*Task to complete*
Extract from the listing each line in which the word "ליכי" appears.
# START OF Record extracts
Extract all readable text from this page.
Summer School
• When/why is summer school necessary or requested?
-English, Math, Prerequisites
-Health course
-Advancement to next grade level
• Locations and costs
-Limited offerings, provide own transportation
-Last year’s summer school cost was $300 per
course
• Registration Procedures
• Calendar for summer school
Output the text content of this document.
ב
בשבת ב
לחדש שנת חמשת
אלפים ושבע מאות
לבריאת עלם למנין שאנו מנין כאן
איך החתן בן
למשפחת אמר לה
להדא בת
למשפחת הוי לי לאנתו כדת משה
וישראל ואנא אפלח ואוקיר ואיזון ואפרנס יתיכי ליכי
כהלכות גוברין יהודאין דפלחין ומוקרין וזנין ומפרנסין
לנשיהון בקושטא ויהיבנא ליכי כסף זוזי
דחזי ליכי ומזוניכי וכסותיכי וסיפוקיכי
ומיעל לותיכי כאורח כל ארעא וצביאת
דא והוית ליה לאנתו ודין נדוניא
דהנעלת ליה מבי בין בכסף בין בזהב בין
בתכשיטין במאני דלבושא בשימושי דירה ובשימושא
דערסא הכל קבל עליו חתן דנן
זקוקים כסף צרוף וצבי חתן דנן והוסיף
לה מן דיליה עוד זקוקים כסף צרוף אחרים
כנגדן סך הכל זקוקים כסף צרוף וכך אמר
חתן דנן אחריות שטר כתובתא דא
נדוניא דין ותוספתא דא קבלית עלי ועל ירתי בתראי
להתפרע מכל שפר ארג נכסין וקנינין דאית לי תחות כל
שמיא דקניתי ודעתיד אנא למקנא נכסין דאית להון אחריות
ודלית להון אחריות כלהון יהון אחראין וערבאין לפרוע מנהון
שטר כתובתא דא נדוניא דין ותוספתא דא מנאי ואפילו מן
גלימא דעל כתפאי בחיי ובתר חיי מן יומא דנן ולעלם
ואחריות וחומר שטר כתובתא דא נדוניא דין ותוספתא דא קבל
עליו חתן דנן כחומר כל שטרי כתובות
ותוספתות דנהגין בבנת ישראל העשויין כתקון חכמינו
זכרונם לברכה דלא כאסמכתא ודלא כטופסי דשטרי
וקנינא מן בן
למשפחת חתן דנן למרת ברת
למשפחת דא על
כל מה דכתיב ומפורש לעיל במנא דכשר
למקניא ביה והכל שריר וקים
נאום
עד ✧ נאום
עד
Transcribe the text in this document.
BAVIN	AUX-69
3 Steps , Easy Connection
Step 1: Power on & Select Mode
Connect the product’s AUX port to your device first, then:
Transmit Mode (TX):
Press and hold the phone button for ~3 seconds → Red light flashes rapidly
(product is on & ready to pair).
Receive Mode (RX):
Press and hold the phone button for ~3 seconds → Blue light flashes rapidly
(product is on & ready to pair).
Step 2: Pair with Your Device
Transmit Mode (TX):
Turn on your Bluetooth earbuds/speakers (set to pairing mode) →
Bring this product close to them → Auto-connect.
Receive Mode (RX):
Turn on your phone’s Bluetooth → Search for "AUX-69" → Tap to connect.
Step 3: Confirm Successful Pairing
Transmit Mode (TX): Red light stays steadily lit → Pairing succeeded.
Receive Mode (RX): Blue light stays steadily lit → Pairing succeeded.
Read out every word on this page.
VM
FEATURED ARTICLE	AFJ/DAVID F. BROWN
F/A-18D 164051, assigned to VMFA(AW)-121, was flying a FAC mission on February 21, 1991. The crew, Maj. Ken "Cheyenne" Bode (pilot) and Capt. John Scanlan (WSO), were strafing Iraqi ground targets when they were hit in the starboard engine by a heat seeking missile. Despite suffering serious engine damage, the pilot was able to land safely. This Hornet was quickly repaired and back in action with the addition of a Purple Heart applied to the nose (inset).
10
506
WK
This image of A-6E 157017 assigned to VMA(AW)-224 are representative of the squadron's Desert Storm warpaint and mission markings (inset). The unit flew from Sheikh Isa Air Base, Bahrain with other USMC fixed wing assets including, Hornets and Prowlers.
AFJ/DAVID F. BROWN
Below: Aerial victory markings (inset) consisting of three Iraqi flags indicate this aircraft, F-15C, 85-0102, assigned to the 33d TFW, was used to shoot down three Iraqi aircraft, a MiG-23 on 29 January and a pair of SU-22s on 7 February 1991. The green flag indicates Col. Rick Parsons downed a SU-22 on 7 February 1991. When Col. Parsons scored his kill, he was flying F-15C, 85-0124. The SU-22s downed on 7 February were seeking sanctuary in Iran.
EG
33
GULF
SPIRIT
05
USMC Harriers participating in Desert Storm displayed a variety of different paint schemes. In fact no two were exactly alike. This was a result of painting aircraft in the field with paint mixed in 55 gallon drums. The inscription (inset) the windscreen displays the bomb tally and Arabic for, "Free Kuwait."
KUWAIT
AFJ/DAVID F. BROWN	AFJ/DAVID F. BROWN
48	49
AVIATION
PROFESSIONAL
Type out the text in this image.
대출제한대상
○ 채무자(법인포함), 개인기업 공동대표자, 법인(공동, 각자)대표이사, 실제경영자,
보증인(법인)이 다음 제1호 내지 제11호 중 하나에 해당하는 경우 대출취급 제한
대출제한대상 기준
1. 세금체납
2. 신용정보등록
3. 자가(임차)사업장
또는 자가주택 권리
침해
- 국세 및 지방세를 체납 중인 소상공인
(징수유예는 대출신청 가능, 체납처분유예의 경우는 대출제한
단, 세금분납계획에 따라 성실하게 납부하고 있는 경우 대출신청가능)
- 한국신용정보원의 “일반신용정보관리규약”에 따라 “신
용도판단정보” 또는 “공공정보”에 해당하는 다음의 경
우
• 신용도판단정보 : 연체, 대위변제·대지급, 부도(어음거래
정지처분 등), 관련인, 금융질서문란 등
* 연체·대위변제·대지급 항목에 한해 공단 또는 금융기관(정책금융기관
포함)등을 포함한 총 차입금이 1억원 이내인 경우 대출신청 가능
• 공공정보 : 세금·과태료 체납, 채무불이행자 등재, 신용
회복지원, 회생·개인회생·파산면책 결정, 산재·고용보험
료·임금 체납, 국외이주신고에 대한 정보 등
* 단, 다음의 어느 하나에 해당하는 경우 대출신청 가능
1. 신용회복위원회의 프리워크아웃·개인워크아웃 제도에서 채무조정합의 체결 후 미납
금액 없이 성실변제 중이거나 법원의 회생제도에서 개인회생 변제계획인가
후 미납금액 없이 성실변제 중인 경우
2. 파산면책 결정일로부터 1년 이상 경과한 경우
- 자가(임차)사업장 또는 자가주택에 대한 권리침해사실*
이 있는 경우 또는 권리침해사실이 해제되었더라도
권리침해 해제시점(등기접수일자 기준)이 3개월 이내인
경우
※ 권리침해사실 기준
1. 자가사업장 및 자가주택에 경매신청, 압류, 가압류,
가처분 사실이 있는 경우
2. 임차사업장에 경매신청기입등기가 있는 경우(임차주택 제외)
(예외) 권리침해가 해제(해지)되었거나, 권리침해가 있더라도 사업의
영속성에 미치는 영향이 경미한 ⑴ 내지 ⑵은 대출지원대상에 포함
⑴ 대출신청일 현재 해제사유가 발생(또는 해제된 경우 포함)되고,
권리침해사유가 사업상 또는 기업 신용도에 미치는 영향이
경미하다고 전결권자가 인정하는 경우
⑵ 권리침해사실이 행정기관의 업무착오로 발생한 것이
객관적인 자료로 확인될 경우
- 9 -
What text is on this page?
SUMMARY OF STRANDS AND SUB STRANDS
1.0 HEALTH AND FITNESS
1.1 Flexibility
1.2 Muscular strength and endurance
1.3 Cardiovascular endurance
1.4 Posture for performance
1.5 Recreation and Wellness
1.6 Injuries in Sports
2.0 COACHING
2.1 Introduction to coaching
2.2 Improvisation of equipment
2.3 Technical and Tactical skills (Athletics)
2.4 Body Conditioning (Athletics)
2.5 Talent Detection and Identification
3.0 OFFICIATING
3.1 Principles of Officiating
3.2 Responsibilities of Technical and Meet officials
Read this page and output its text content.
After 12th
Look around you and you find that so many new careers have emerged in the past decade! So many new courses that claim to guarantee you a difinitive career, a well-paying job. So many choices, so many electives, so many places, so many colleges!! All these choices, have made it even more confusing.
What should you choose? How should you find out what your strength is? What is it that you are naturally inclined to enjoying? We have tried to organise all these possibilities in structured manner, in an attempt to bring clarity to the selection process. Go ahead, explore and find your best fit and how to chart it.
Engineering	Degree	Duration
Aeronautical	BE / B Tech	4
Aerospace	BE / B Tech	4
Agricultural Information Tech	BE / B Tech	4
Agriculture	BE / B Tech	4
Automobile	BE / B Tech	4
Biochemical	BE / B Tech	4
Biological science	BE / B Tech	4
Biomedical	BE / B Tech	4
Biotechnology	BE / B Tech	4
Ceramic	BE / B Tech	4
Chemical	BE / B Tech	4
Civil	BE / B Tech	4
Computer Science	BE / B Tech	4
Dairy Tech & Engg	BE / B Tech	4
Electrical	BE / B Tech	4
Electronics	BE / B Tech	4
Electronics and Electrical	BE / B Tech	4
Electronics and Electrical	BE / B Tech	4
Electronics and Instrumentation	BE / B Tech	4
# END OF Record extracts
*Response for this exercise*
וישראל ואנא אפלח ואוקיר ואיזון ואפרנס יתיכי ליכי
לנשיהון בקושטא ויהיבנא ליכי כסף זוזי
דחזי ליכי ומזוניכי וכסותיכי וסיפוקיכי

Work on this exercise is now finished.